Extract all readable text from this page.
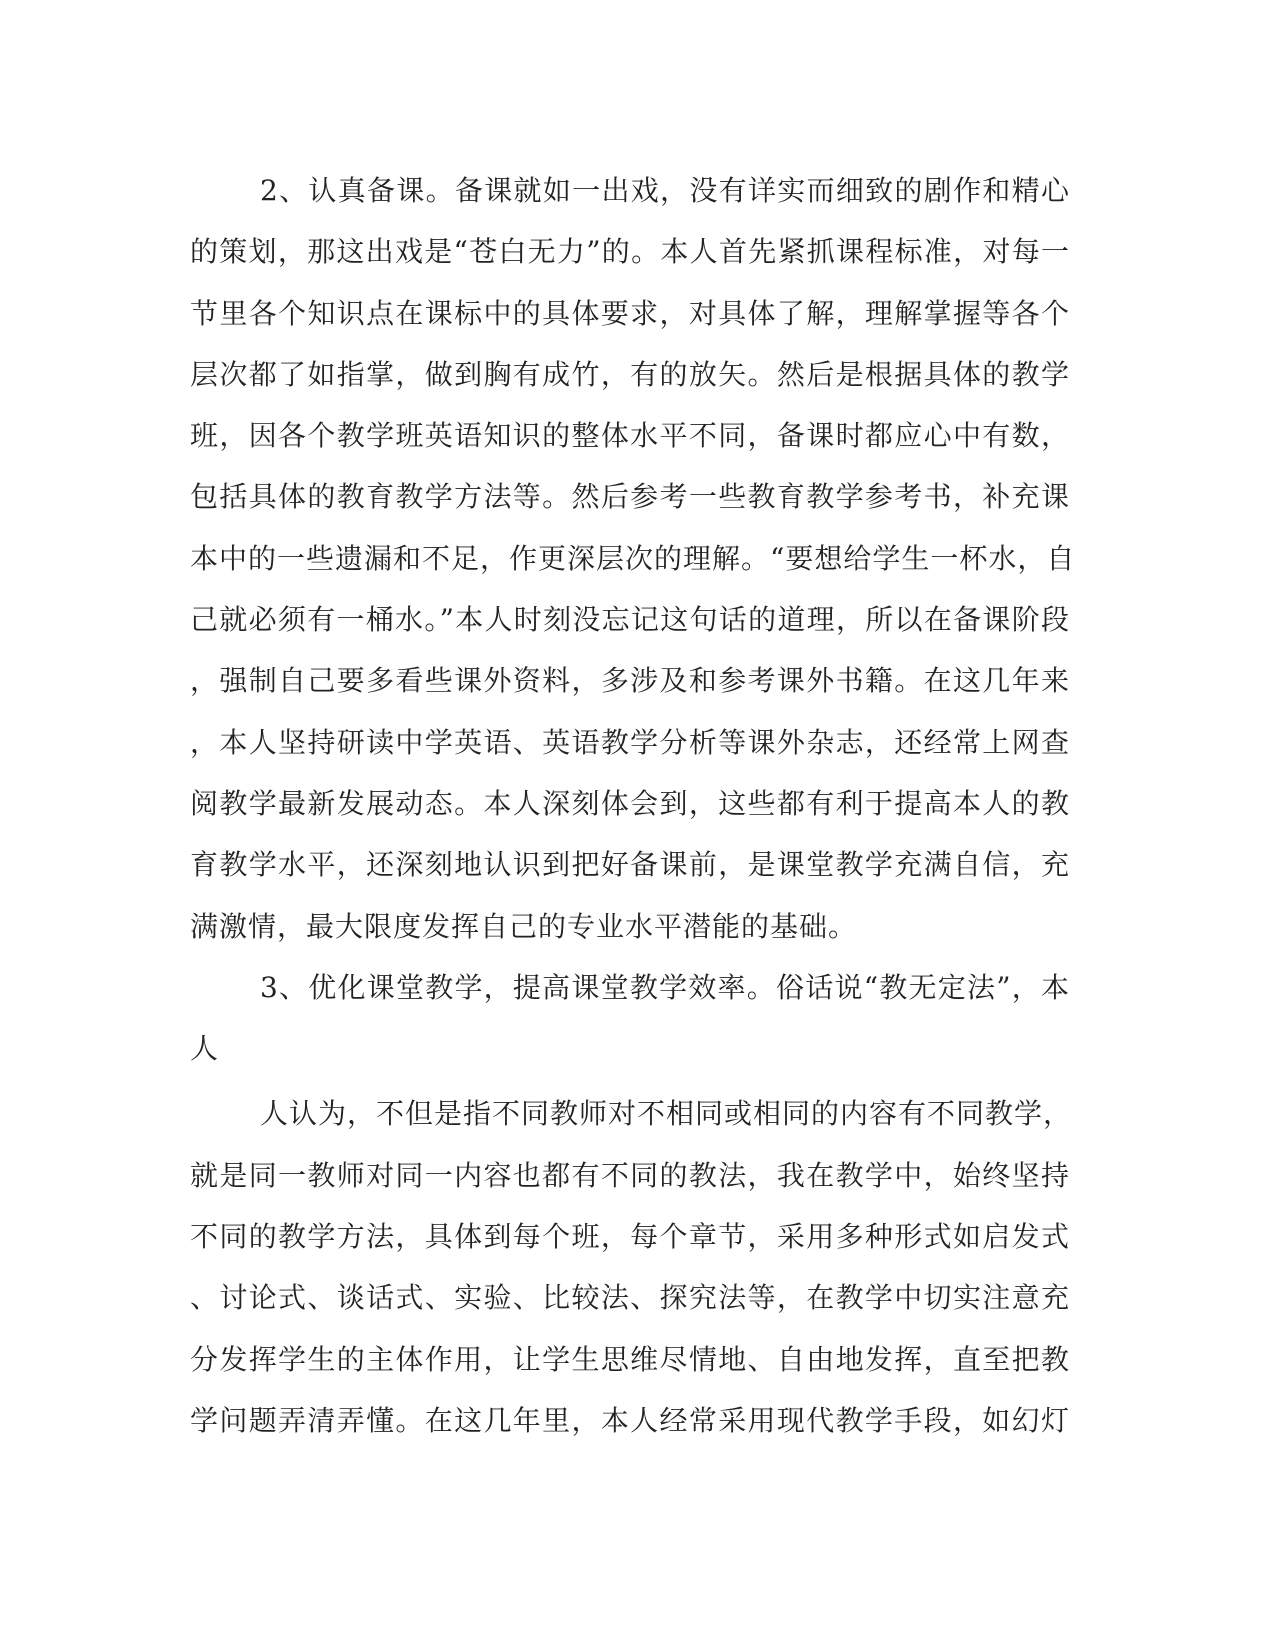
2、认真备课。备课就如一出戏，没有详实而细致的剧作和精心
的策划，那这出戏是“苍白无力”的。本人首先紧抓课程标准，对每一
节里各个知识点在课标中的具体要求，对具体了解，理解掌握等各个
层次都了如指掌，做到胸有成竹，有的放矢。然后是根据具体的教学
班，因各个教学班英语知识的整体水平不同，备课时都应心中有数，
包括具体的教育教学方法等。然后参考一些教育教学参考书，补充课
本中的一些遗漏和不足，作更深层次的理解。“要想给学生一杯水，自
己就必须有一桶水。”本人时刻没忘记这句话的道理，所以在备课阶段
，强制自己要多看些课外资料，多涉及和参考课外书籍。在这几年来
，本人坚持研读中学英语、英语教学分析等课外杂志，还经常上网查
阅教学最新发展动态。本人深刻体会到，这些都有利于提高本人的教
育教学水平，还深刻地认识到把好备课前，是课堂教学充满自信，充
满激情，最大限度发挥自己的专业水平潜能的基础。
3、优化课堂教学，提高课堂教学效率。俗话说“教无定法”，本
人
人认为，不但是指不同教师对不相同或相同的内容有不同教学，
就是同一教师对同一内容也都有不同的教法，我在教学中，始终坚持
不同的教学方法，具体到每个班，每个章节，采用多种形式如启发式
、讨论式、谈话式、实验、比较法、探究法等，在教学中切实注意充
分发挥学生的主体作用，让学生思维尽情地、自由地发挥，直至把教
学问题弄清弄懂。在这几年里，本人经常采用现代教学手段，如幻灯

******

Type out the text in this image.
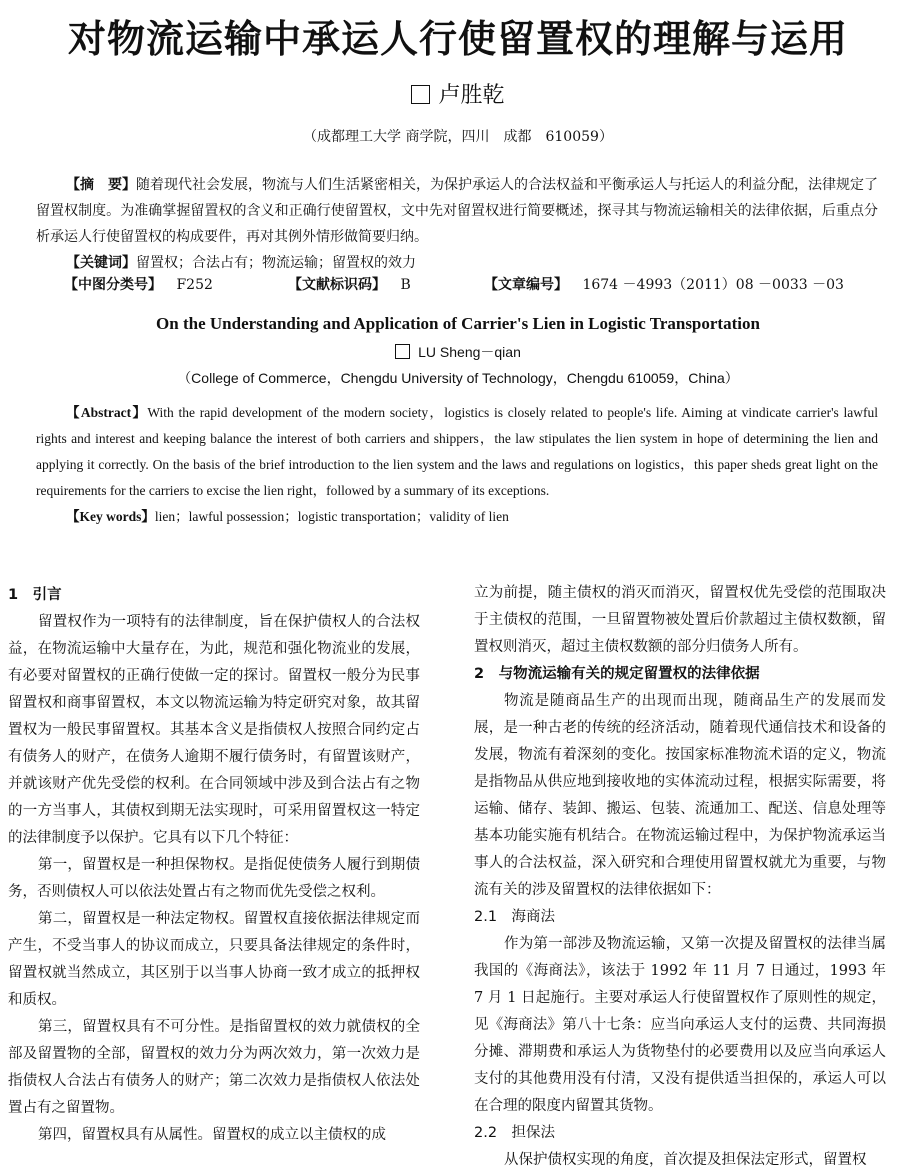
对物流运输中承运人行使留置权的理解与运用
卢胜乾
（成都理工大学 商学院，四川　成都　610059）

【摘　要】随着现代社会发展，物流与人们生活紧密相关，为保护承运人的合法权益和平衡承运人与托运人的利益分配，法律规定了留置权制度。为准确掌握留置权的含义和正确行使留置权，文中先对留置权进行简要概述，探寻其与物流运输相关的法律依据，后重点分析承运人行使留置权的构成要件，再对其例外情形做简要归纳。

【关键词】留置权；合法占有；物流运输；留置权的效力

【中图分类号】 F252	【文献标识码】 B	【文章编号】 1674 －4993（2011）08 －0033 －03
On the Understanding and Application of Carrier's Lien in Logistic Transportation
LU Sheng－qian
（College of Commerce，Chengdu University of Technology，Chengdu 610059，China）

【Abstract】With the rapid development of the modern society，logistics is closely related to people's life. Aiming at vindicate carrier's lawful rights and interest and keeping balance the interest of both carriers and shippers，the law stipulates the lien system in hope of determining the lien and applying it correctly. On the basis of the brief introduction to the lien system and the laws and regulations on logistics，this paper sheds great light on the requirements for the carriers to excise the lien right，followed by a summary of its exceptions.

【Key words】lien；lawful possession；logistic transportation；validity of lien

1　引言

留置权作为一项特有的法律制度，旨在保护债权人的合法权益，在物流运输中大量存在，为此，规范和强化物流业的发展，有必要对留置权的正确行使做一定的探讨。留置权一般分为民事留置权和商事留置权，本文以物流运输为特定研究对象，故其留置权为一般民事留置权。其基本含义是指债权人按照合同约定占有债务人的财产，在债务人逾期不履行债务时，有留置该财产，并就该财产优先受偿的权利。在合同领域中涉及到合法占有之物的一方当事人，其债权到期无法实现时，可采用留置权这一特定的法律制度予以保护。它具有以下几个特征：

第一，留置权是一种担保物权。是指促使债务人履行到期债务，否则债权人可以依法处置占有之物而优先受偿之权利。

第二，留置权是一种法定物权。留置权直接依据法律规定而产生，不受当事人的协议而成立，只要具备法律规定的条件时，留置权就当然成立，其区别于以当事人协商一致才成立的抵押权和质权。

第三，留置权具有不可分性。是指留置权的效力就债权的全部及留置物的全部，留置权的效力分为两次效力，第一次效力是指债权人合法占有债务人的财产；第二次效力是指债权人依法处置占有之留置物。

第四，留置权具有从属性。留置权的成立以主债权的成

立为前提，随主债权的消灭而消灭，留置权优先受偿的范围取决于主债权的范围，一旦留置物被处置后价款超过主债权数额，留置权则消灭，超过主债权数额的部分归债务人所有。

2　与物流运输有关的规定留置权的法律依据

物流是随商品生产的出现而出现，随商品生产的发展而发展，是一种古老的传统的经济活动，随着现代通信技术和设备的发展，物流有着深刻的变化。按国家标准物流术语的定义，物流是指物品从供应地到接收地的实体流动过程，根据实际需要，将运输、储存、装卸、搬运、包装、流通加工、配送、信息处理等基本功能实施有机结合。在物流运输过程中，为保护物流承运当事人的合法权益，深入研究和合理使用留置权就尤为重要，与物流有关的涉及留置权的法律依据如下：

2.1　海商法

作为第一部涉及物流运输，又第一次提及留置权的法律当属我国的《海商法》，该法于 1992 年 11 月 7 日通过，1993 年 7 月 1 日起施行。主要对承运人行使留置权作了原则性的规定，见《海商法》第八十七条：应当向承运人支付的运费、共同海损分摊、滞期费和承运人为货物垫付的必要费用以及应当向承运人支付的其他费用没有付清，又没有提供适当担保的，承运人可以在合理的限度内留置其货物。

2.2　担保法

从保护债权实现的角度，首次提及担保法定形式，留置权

******

* [WHAT THE TASK ASKS]: Examine the records and report how many lines contain the string "text". Only the number should be given.

* [EXERCISE RESPONSE]: 2